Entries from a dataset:
▽

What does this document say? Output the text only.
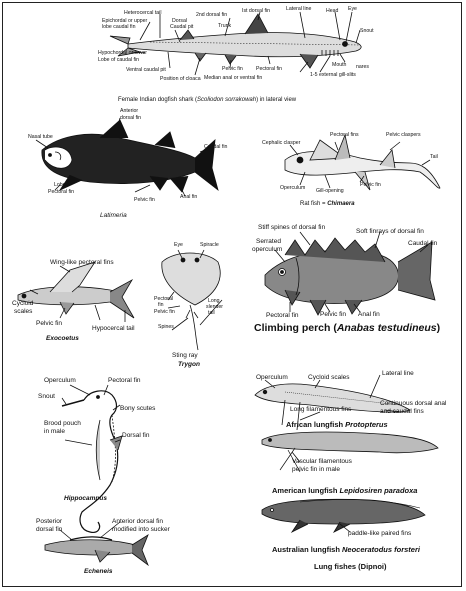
Heterocercal tail
Epichordal or upper
lobe caudal fin
Hypochordal or lower
Lobe of caudal fin
Dorsal
Caudal pit
Ventral caudal pit
Position of cloaca
2nd dorsal fin
Trunk
Ist dorsal fin	Lateral line	Head Eye
Snout
Pelvic fin	Pectoral fin
Median anal or ventral fin
Mouth nares
1-5 external gill-slits
Female Indian dogfish shark (Scoliodon sorrakowah) in lateral view
Nasal tube
Anterior
dorsal fin
Caudal fin
Lobed
Pectoral fin
Pelvic fin	Anal fin
Latimeria
Cephalic clasper
Pectoral fins	Pelvic claspers
Tail
Operculum Gill-opening
Pelvic fin
Rat fish = Chimaera
Wing-like pectoral fins
Cycloid
scales
Pelvic fin
Hypocercal tail
Exocoetus
Eye	Spiracle
Pectoral
fin
Pelvic fin
Long
slender
tail
Spines
Sting ray
Trygon
Stiff spines of dorsal fin
Soft finrays of dorsal fin
Serrated
operculum
Caudal fin
Pectoral fin	Pelvic fin Anal fin
Climbing perch (Anabas testudineus)
Operculum	Pectoral fin
Snout
Bony scutes
Brood pouch
in male
Dorsal fin
Hippocampus
Operculum	Cycloid scales
Lateral line
Long filamentous fins
Continuous dorsal anal
and caudal fins
African lungfish Protopterus
Vascular filamentous
pelvic fin in male
American lungfish Lepidosiren paradoxa
paddle-like paired fins
Australian lungfish Neoceratodus forsteri
Lung fishes (Dipnoi)
Posterior
dorsal fin
Anterior dorsal fin
modified into sucker
Echeneis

△

▶ [SHORT EXERCISE]: Repeat all the records above exactly, leaving out any pictures.

▶ [WORKED ANSWER]:
What does this document say? Output the text only.
Heterocercal tail
Epichordal or upper
lobe caudal fin
Hypochordal or lower
Lobe of caudal fin
Dorsal
Caudal pit
Ventral caudal pit
Position of cloaca
2nd dorsal fin
Trunk
Ist dorsal fin	Lateral line	Head Eye
Snout
Pelvic fin	Pectoral fin
Median anal or ventral fin
Mouth nares
1-5 external gill-slits
Female Indian dogfish shark (Scoliodon sorrakowah) in lateral view
Nasal tube
Anterior
dorsal fin
Caudal fin
Lobed
Pectoral fin
Pelvic fin	Anal fin
Latimeria
Cephalic clasper
Pectoral fins	Pelvic claspers
Tail
Operculum Gill-opening
Pelvic fin
Rat fish = Chimaera
Wing-like pectoral fins
Cycloid
scales
Pelvic fin
Hypocercal tail
Exocoetus
Eye	Spiracle
Pectoral
fin
Pelvic fin
Long
slender
tail
Spines
Sting ray
Trygon
Stiff spines of dorsal fin
Soft finrays of dorsal fin
Serrated
operculum
Caudal fin
Pectoral fin	Pelvic fin Anal fin
Climbing perch (Anabas testudineus)
Operculum	Pectoral fin
Snout
Bony scutes
Brood pouch
in male
Dorsal fin
Hippocampus
Operculum	Cycloid scales
Lateral line
Long filamentous fins
Continuous dorsal anal
and caudal fins
African lungfish Protopterus
Vascular filamentous
pelvic fin in male
American lungfish Lepidosiren paradoxa
paddle-like paired fins
Australian lungfish Neoceratodus forsteri
Lung fishes (Dipnoi)
Posterior
dorsal fin
Anterior dorsal fin
modified into sucker
Echeneis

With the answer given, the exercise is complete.